WHAT IS ASKED >> Quote each line of the material verbatim, without the pictures.

# start of RECORD EXTRACTS

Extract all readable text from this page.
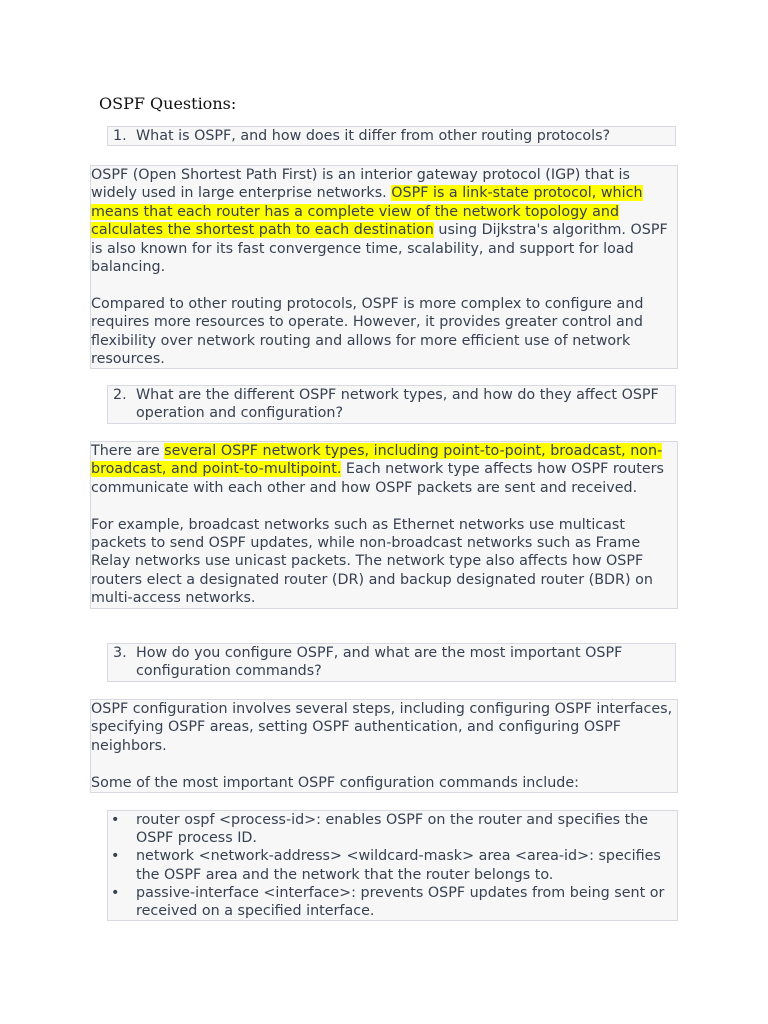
OSPF Questions:
1. What is OSPF, and how does it differ from other routing protocols?

OSPF (Open Shortest Path First) is an interior gateway protocol (IGP) that is widely used in large enterprise networks. OSPF is a link-state protocol, which means that each router has a complete view of the network topology and calculates the shortest path to each destination using Dijkstra's algorithm. OSPF is also known for its fast convergence time, scalability, and support for load balancing.

Compared to other routing protocols, OSPF is more complex to configure and requires more resources to operate. However, it provides greater control and flexibility over network routing and allows for more efficient use of network resources.

2. What are the different OSPF network types, and how do they affect OSPF operation and configuration?

There are several OSPF network types, including point-to-point, broadcast, non-broadcast, and point-to-multipoint. Each network type affects how OSPF routers communicate with each other and how OSPF packets are sent and received.

For example, broadcast networks such as Ethernet networks use multicast packets to send OSPF updates, while non-broadcast networks such as Frame Relay networks use unicast packets. The network type also affects how OSPF routers elect a designated router (DR) and backup designated router (BDR) on multi-access networks.

3. How do you configure OSPF, and what are the most important OSPF configuration commands?

OSPF configuration involves several steps, including configuring OSPF interfaces, specifying OSPF areas, setting OSPF authentication, and configuring OSPF neighbors.

Some of the most important OSPF configuration commands include:

•	router ospf <process-id>: enables OSPF on the router and specifies the OSPF process ID.
•	network <network-address> <wildcard-mask> area <area-id>: specifies the OSPF area and the network that the router belongs to.
•	passive-interface <interface>: prevents OSPF updates from being sent or received on a specified interface.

# end of RECORD EXTRACTS

EXERCISE OUTPUT >>
Extract all readable text from this page.
OSPF Questions:
1. What is OSPF, and how does it differ from other routing protocols?

OSPF (Open Shortest Path First) is an interior gateway protocol (IGP) that is widely used in large enterprise networks. OSPF is a link-state protocol, which means that each router has a complete view of the network topology and calculates the shortest path to each destination using Dijkstra's algorithm. OSPF is also known for its fast convergence time, scalability, and support for load balancing.

Compared to other routing protocols, OSPF is more complex to configure and requires more resources to operate. However, it provides greater control and flexibility over network routing and allows for more efficient use of network resources.

2. What are the different OSPF network types, and how do they affect OSPF operation and configuration?

There are several OSPF network types, including point-to-point, broadcast, non-broadcast, and point-to-multipoint. Each network type affects how OSPF routers communicate with each other and how OSPF packets are sent and received.

For example, broadcast networks such as Ethernet networks use multicast packets to send OSPF updates, while non-broadcast networks such as Frame Relay networks use unicast packets. The network type also affects how OSPF routers elect a designated router (DR) and backup designated router (BDR) on multi-access networks.

3. How do you configure OSPF, and what are the most important OSPF configuration commands?

OSPF configuration involves several steps, including configuring OSPF interfaces, specifying OSPF areas, setting OSPF authentication, and configuring OSPF neighbors.

Some of the most important OSPF configuration commands include:

•	router ospf <process-id>: enables OSPF on the router and specifies the OSPF process ID.
•	network <network-address> <wildcard-mask> area <area-id>: specifies the OSPF area and the network that the router belongs to.
•	passive-interface <interface>: prevents OSPF updates from being sent or received on a specified interface.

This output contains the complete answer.